_Brief_. Put the lines from the start of the rows through the line holding "council-list-column-3: It pipeleteg", inclusive, into a numbered list. Leave out any blank lines.

— START Excerpted data —

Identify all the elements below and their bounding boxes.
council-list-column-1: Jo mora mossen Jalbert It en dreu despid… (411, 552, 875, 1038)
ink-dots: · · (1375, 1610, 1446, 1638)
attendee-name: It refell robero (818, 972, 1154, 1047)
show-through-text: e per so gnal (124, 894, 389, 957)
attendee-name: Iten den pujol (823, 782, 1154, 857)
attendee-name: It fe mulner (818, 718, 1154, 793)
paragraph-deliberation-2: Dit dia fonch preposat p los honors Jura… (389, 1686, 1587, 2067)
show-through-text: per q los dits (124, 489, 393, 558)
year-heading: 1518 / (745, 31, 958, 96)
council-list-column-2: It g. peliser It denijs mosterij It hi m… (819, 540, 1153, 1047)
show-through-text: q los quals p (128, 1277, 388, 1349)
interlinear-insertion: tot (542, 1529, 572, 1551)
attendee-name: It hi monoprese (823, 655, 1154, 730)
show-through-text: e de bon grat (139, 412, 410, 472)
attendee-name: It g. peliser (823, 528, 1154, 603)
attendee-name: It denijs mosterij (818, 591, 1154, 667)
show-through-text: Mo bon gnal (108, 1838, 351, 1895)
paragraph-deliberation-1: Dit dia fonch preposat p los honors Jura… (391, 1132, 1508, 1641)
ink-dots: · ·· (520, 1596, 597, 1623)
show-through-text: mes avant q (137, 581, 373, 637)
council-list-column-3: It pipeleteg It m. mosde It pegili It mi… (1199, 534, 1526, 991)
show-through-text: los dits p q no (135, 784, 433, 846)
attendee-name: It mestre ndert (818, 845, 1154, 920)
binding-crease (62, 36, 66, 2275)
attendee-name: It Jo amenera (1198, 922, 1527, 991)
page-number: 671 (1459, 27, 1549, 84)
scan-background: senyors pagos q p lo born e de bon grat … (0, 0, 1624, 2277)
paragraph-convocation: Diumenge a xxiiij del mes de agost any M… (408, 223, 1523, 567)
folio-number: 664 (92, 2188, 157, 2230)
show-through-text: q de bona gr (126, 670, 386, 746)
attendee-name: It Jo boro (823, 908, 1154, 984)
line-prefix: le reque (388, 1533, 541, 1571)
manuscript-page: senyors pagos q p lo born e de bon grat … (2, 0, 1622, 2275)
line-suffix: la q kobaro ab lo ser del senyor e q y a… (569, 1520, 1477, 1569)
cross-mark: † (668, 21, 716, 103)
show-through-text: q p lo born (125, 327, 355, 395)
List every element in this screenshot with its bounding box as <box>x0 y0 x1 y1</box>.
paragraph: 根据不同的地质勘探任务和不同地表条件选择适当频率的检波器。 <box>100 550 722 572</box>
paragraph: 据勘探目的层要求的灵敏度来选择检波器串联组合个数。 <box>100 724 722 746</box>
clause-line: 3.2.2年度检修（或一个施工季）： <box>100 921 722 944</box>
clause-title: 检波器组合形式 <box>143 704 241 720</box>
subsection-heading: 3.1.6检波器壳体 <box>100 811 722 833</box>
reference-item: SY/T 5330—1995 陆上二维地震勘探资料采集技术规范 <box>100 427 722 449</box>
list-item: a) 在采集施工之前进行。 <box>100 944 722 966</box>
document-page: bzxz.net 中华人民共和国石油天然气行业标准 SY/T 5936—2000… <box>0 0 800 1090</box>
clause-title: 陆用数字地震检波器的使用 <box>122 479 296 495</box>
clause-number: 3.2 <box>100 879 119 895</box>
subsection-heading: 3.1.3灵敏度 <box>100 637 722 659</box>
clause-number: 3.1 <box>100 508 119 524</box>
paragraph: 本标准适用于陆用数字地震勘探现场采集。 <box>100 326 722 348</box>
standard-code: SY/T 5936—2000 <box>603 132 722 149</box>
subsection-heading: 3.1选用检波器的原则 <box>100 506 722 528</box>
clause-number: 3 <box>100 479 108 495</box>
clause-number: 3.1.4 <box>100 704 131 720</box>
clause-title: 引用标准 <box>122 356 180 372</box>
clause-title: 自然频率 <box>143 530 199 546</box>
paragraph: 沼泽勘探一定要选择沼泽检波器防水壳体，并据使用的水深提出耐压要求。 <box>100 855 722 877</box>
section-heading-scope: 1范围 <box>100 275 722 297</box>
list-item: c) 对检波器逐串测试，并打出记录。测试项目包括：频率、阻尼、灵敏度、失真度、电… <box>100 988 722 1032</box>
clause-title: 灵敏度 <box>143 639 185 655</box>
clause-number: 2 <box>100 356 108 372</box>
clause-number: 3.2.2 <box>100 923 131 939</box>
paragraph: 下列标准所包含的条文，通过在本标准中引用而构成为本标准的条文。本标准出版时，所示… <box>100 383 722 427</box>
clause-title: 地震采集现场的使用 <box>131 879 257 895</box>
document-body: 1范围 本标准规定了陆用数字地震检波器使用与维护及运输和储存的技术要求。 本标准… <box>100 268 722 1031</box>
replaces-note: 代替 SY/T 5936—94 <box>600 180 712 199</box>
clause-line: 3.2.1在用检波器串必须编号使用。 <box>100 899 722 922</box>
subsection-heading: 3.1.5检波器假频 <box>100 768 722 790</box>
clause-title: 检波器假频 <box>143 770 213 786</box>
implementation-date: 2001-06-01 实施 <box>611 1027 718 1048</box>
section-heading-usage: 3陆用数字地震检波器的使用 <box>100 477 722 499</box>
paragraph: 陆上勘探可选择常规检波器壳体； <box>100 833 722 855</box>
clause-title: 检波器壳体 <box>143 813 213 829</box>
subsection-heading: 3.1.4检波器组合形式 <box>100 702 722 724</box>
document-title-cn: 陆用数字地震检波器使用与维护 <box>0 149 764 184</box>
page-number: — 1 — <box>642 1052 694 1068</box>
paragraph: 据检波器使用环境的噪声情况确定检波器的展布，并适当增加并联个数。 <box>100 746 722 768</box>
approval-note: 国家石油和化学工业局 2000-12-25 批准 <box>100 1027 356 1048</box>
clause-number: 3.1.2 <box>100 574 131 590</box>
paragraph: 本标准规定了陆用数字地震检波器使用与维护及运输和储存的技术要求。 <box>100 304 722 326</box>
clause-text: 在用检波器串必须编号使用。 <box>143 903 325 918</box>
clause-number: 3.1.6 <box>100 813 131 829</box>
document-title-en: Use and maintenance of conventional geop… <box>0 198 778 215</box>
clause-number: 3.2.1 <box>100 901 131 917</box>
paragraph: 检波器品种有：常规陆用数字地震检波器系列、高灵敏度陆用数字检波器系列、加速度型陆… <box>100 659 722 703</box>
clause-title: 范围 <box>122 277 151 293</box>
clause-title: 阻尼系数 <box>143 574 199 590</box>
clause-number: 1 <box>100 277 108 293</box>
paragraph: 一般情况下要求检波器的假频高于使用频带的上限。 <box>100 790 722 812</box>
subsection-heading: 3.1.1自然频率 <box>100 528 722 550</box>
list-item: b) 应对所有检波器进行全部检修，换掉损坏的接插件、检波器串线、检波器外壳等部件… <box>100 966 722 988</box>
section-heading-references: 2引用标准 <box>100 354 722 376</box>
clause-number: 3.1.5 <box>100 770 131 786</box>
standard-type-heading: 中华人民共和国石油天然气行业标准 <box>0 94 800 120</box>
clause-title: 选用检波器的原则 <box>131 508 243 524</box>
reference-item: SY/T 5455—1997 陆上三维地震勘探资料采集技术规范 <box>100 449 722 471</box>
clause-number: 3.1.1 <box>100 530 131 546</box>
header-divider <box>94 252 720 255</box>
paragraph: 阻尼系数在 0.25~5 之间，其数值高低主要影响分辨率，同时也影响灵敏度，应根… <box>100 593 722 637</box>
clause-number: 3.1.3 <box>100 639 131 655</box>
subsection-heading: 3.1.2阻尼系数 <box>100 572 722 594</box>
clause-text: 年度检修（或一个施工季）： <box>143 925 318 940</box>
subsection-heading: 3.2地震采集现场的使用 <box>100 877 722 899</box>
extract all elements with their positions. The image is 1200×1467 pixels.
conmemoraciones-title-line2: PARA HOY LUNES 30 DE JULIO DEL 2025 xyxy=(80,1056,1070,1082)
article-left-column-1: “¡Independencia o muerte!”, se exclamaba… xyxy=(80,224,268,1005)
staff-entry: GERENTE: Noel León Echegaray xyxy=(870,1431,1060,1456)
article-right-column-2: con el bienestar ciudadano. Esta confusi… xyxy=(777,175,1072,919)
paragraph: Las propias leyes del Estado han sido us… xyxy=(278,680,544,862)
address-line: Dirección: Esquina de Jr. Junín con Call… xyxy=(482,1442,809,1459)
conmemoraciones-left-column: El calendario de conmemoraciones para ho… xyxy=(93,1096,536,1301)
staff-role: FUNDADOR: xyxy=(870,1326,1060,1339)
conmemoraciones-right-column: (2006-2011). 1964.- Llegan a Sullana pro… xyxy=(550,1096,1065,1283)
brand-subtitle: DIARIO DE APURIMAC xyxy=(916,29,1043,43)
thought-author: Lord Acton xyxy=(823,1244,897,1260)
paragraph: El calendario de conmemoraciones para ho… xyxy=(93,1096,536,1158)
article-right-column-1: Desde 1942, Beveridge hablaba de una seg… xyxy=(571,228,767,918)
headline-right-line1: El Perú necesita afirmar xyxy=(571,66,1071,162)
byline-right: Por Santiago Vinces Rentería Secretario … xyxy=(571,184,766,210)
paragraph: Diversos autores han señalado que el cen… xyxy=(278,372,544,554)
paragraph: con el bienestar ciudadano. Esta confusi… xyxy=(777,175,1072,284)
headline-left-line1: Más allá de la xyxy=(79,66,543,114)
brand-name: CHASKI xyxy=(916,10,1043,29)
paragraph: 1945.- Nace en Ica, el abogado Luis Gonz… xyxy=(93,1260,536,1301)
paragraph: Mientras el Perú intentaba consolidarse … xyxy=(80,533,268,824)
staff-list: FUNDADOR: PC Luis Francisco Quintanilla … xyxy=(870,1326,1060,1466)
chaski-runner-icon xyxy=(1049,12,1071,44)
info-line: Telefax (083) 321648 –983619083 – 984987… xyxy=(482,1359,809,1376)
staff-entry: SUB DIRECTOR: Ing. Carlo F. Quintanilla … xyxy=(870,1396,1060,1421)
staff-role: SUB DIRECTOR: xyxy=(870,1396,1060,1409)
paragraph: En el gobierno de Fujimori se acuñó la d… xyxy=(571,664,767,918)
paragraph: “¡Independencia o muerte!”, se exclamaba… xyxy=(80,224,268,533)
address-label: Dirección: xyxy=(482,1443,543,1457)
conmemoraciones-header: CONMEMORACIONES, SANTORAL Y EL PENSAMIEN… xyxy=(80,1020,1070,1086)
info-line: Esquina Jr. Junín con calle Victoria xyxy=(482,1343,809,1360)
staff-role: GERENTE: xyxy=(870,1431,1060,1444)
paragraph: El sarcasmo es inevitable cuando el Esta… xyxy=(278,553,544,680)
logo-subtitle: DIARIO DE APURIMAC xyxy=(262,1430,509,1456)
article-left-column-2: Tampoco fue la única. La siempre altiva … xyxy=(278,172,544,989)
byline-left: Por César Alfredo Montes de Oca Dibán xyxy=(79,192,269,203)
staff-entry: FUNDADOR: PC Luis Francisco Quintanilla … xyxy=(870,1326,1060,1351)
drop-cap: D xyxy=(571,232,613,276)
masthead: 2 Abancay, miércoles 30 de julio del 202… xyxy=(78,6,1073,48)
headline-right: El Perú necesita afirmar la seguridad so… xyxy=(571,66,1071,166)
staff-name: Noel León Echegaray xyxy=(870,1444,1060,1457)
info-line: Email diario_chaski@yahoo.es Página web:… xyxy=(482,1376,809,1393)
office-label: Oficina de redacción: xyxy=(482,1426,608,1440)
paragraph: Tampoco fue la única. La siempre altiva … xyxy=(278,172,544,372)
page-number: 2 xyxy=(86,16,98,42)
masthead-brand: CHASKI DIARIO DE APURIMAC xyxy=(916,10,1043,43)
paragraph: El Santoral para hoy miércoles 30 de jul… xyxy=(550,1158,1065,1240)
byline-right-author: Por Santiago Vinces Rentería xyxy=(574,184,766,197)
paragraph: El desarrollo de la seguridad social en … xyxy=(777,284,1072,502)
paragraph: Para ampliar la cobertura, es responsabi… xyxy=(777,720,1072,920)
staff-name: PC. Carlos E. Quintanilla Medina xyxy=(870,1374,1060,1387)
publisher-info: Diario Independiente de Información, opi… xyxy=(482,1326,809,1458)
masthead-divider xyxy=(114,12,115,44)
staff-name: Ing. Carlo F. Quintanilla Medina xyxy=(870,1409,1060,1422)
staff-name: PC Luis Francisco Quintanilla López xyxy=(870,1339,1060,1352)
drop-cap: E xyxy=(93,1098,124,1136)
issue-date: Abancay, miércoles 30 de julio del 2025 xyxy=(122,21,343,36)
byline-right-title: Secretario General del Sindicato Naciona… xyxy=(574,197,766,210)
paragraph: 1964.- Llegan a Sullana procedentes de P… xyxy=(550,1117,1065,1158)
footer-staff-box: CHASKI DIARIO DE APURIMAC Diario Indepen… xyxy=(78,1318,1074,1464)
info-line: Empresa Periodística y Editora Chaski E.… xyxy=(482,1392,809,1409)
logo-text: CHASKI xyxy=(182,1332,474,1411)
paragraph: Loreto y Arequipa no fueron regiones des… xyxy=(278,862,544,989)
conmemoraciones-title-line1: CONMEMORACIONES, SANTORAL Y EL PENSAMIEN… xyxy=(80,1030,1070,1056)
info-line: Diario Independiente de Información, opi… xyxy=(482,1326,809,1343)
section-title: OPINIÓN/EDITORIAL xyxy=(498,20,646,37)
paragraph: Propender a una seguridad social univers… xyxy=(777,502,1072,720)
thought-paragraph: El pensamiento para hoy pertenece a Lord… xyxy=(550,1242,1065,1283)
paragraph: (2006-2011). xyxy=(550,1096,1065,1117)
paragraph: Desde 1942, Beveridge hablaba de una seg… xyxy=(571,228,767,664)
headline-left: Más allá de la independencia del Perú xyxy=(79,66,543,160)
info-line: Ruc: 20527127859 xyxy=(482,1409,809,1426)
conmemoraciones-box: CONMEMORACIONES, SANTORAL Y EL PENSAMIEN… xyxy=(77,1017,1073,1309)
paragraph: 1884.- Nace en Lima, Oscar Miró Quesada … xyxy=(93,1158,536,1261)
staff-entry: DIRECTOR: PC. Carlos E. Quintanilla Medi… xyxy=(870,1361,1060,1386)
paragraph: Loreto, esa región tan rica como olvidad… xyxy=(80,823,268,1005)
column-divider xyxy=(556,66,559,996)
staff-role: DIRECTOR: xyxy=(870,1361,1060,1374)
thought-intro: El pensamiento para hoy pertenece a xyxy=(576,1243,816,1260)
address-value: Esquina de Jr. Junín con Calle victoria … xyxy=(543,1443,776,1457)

— END Excerpted data —

_Response to this task_.
1. Identify all the elements below and their bounding boxes.
2. council-list-column-1: Jo mora mossen Jalbert It en dreu despid… (411, 552, 875, 1038)
3. ink-dots: · · (1375, 1610, 1446, 1638)
4. attendee-name: It refell robero (818, 972, 1154, 1047)
5. show-through-text: e per so gnal (124, 894, 389, 957)
6. attendee-name: Iten den pujol (823, 782, 1154, 857)
7. attendee-name: It fe mulner (818, 718, 1154, 793)
8. paragraph-deliberation-2: Dit dia fonch preposat p los honors Jura… (389, 1686, 1587, 2067)
9. show-through-text: per q los dits (124, 489, 393, 558)
10. year-heading: 1518 / (745, 31, 958, 96)
11. council-list-column-2: It g. peliser It denijs mosterij It hi m… (819, 540, 1153, 1047)
12. show-through-text: q los quals p (128, 1277, 388, 1349)
13. interlinear-insertion: tot (542, 1529, 572, 1551)
14. attendee-name: It hi monoprese (823, 655, 1154, 730)
15. show-through-text: e de bon grat (139, 412, 410, 472)
16. attendee-name: It g. peliser (823, 528, 1154, 603)
17. attendee-name: It denijs mosterij (818, 591, 1154, 667)
18. show-through-text: Mo bon gnal (108, 1838, 351, 1895)
19. paragraph-deliberation-1: Dit dia fonch preposat p los honors Jura… (391, 1132, 1508, 1641)
20. ink-dots: · ·· (520, 1596, 597, 1623)
21. show-through-text: mes avant q (137, 581, 373, 637)
22. council-list-column-3: It pipeleteg It m. mosde It pegili It mi… (1199, 534, 1526, 991)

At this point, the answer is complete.